[Items from a dataset]
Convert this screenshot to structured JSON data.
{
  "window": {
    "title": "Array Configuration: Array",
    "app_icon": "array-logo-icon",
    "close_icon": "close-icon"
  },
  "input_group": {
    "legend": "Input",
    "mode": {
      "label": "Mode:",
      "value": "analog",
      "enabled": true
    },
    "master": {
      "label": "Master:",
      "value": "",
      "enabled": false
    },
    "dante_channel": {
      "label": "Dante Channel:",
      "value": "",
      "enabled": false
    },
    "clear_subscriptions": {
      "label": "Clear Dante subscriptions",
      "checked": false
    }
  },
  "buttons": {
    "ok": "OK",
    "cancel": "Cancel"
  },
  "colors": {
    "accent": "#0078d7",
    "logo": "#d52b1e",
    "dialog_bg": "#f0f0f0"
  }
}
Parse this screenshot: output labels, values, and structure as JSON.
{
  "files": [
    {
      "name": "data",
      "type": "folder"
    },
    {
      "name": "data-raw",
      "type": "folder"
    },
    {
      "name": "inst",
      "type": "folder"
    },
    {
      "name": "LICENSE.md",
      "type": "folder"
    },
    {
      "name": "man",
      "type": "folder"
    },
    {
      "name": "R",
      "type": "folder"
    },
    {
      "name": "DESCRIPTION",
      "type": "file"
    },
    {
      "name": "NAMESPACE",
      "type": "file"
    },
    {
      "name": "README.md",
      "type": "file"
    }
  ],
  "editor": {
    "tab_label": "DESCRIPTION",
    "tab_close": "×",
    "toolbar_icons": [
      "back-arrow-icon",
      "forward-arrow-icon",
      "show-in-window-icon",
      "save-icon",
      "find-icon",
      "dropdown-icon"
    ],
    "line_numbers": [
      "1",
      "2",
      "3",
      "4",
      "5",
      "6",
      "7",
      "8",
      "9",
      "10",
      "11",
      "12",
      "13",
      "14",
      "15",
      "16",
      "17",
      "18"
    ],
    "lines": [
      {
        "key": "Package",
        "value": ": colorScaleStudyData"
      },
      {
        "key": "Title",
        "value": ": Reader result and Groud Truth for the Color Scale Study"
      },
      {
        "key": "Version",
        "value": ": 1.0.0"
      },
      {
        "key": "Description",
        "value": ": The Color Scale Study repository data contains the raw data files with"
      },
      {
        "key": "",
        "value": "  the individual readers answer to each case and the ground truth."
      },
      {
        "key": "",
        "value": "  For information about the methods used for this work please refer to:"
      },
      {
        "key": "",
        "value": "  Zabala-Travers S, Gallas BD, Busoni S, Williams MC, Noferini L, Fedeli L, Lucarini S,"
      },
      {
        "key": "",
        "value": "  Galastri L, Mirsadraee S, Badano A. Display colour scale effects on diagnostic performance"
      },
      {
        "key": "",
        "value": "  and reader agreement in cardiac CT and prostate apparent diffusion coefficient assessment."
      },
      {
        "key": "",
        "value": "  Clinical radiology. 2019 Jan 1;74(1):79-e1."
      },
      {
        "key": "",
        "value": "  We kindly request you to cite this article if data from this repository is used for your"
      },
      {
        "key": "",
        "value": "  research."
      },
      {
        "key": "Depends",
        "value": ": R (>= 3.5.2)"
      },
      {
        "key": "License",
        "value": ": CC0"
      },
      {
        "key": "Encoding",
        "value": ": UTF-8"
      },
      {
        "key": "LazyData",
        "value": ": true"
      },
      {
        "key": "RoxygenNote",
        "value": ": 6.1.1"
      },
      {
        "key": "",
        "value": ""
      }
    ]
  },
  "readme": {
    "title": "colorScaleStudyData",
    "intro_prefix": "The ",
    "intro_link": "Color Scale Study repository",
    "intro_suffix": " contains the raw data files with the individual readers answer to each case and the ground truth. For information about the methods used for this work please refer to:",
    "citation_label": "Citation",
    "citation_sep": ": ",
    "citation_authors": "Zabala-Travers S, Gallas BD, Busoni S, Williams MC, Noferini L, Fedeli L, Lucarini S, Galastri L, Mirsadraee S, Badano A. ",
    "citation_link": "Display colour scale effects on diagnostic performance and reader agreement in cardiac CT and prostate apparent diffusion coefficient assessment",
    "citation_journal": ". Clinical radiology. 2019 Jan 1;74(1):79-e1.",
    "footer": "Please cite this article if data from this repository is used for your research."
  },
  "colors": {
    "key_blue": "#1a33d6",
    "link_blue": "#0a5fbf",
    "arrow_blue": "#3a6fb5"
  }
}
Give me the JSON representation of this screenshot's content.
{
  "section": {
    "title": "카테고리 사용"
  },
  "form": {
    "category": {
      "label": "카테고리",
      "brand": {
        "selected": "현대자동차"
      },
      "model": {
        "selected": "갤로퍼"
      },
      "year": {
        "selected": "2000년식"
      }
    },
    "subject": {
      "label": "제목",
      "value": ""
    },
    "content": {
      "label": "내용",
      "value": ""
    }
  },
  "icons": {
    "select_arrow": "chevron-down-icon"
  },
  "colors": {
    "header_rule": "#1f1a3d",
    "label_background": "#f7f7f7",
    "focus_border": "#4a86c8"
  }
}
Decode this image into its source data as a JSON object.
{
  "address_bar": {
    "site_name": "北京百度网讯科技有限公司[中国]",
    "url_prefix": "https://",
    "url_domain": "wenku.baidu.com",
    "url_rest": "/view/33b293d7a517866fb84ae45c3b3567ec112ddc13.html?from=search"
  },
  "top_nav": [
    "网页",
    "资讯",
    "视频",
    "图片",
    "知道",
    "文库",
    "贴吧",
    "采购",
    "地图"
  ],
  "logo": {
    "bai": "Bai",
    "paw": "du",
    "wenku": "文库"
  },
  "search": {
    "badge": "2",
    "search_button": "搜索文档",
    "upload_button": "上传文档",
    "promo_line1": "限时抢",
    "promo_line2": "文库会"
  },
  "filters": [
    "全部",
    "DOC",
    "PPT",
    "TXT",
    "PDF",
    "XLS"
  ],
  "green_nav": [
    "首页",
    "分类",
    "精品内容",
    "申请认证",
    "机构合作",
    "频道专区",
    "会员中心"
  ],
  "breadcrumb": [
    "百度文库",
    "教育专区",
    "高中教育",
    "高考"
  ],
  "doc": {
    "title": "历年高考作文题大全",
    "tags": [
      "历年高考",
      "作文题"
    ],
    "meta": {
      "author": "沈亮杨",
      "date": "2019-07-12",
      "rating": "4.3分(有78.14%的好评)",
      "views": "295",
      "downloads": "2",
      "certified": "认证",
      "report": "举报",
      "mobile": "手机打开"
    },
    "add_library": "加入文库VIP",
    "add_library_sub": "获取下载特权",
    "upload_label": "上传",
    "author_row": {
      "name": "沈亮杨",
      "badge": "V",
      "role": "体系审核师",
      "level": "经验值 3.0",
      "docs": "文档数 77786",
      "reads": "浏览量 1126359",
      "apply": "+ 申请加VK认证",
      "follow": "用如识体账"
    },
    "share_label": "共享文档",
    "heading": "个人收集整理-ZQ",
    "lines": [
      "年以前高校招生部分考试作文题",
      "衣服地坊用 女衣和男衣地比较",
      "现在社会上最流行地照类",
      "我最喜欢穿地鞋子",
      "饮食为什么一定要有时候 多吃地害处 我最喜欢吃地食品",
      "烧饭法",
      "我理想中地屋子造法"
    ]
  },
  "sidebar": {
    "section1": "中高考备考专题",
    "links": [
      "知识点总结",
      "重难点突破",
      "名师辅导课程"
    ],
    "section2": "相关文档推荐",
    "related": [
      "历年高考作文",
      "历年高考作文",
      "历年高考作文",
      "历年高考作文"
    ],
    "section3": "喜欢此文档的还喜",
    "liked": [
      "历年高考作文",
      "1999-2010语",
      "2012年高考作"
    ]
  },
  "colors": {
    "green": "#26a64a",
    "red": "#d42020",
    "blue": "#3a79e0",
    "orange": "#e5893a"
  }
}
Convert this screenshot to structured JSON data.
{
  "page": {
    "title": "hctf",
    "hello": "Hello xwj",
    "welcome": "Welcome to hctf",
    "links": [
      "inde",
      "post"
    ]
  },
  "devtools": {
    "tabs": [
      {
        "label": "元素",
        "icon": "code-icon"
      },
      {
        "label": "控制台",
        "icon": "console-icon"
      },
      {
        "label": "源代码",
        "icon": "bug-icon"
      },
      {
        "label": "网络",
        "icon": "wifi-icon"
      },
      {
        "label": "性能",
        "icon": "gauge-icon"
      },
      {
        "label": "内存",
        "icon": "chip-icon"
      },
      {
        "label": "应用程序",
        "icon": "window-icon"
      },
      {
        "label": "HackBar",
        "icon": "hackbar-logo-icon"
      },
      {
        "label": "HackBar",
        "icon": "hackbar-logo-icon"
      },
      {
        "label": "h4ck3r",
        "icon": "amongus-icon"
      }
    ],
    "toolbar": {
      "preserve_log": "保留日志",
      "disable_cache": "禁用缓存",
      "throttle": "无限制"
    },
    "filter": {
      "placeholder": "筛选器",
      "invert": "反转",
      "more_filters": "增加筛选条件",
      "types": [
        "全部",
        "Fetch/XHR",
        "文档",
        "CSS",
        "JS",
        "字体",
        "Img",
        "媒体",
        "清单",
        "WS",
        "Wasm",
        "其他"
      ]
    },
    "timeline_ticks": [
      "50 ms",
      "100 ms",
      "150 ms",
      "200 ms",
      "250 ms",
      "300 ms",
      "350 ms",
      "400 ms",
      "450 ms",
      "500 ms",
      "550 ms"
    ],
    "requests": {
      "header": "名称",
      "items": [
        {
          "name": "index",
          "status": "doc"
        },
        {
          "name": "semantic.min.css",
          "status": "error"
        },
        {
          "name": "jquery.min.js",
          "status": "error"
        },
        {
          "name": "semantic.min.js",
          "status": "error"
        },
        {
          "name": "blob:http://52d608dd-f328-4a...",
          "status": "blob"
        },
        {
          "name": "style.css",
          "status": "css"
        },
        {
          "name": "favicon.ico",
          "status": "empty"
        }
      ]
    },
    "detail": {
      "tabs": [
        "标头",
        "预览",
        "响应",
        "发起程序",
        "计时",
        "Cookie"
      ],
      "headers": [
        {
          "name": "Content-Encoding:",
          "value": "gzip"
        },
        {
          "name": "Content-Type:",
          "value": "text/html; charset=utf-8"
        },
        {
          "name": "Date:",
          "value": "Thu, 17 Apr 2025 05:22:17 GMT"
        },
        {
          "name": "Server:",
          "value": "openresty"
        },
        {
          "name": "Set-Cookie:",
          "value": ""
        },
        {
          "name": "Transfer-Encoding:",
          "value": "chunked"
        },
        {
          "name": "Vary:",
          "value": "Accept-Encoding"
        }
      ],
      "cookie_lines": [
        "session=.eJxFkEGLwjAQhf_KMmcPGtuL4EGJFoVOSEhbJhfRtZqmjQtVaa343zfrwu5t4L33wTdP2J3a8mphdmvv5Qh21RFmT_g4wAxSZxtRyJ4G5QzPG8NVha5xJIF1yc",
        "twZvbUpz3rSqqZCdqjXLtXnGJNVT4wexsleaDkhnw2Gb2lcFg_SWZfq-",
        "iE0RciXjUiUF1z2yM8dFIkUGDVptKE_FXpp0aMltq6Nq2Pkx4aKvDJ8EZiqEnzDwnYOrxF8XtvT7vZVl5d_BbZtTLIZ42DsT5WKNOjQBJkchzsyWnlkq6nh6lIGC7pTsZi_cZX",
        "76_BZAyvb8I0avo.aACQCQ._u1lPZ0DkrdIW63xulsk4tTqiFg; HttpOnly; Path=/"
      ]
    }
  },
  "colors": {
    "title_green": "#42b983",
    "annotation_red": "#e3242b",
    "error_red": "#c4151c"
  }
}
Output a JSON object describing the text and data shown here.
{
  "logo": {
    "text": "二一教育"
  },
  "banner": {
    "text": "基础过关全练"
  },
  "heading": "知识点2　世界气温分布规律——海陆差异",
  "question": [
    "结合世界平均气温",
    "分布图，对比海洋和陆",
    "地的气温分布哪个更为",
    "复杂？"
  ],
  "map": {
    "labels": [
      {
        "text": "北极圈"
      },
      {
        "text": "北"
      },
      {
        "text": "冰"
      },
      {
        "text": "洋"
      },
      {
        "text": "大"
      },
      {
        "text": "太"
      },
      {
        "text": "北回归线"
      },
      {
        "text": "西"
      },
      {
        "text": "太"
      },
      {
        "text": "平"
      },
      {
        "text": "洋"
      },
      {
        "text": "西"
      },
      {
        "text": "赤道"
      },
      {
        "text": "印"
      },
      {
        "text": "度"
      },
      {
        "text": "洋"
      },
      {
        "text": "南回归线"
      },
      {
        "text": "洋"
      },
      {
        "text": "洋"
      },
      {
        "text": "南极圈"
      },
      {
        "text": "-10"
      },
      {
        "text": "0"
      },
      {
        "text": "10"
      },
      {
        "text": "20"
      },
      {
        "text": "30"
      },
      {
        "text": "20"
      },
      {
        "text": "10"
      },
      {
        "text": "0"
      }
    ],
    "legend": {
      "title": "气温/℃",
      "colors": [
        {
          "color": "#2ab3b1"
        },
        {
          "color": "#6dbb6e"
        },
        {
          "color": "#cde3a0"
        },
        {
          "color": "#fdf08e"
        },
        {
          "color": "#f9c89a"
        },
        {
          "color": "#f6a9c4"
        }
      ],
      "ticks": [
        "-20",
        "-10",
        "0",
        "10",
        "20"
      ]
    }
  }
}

__TO DO__.
Find every line in the records that has the string "status", then state how many there are and nothing else.

__RESULT OF THIS EXERCISE__.
7